### Short task
Copy out the data exactly, leaving the pictures behind.

******************************

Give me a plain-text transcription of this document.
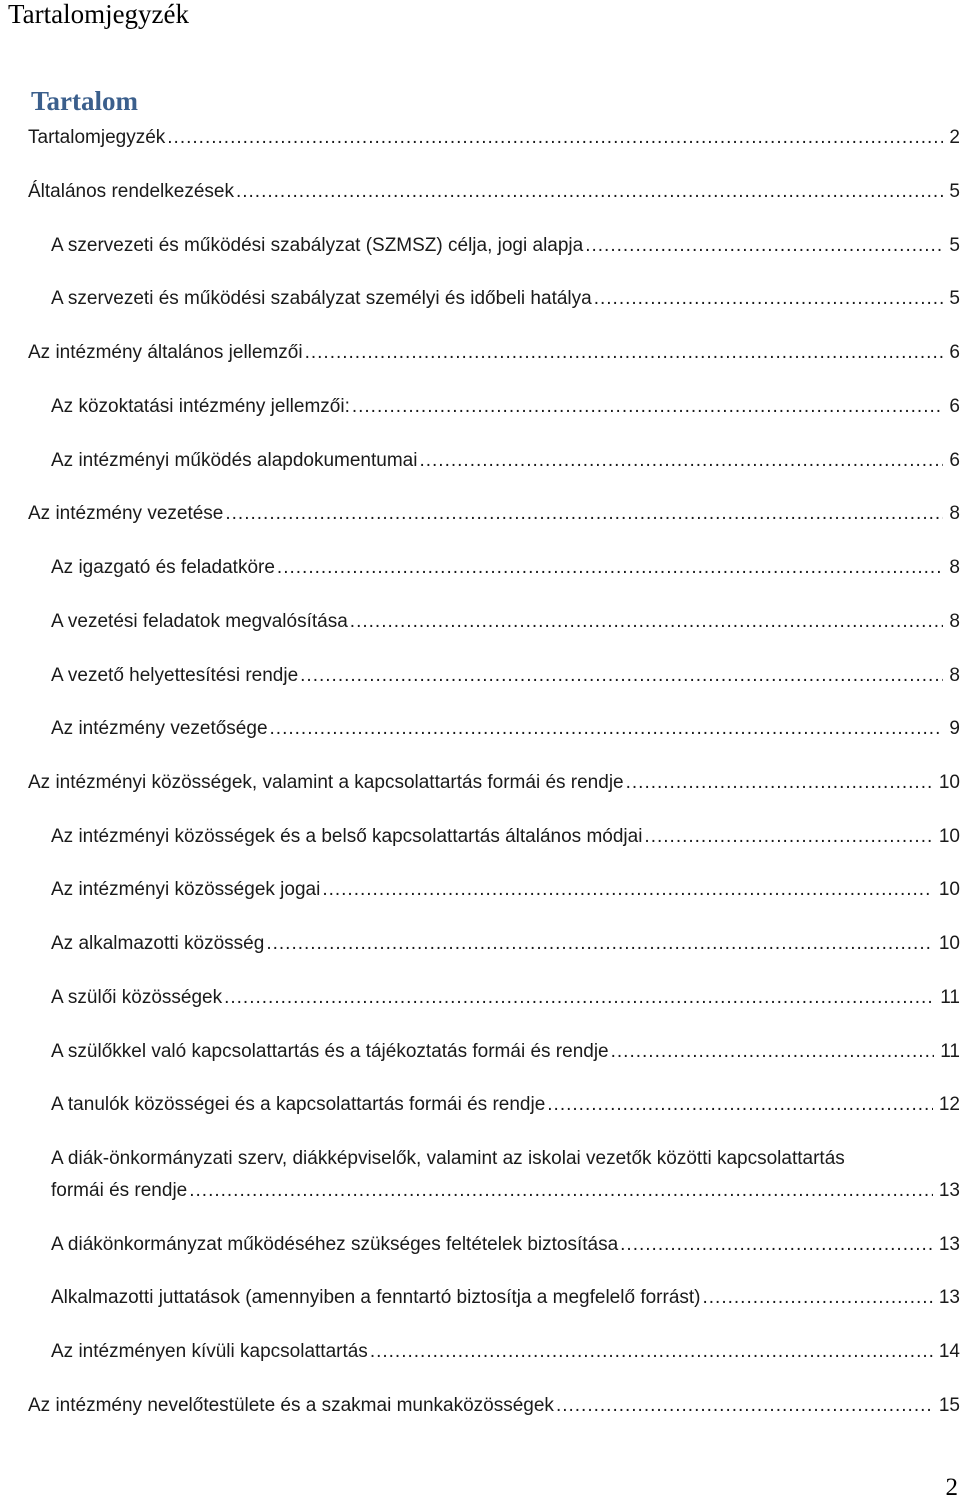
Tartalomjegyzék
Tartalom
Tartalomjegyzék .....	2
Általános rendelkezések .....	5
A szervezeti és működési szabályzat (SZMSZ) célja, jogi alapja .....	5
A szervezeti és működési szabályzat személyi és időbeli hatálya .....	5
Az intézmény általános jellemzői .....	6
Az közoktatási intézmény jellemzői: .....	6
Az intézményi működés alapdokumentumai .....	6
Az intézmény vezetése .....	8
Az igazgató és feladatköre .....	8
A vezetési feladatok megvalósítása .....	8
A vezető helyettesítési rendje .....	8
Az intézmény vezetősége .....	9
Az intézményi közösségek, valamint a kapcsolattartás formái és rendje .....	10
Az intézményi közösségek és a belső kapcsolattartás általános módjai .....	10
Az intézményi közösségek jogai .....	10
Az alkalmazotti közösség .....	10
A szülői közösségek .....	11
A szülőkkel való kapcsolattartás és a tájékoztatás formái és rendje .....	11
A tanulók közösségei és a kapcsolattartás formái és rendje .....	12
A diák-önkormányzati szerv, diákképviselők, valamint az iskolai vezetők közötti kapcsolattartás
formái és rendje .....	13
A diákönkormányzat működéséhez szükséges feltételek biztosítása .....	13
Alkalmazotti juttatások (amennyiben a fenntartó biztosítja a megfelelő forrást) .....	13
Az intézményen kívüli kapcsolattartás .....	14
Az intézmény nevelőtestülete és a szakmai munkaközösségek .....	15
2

******************************

### Complete answer
Give me a plain-text transcription of this document.
Tartalomjegyzék
Tartalom
Tartalomjegyzék .....	2
Általános rendelkezések .....	5
A szervezeti és működési szabályzat (SZMSZ) célja, jogi alapja .....	5
A szervezeti és működési szabályzat személyi és időbeli hatálya .....	5
Az intézmény általános jellemzői .....	6
Az közoktatási intézmény jellemzői: .....	6
Az intézményi működés alapdokumentumai .....	6
Az intézmény vezetése .....	8
Az igazgató és feladatköre .....	8
A vezetési feladatok megvalósítása .....	8
A vezető helyettesítési rendje .....	8
Az intézmény vezetősége .....	9
Az intézményi közösségek, valamint a kapcsolattartás formái és rendje .....	10
Az intézményi közösségek és a belső kapcsolattartás általános módjai .....	10
Az intézményi közösségek jogai .....	10
Az alkalmazotti közösség .....	10
A szülői közösségek .....	11
A szülőkkel való kapcsolattartás és a tájékoztatás formái és rendje .....	11
A tanulók közösségei és a kapcsolattartás formái és rendje .....	12
A diák-önkormányzati szerv, diákképviselők, valamint az iskolai vezetők közötti kapcsolattartás
formái és rendje .....	13
A diákönkormányzat működéséhez szükséges feltételek biztosítása .....	13
Alkalmazotti juttatások (amennyiben a fenntartó biztosítja a megfelelő forrást) .....	13
Az intézményen kívüli kapcsolattartás .....	14
Az intézmény nevelőtestülete és a szakmai munkaközösségek .....	15
2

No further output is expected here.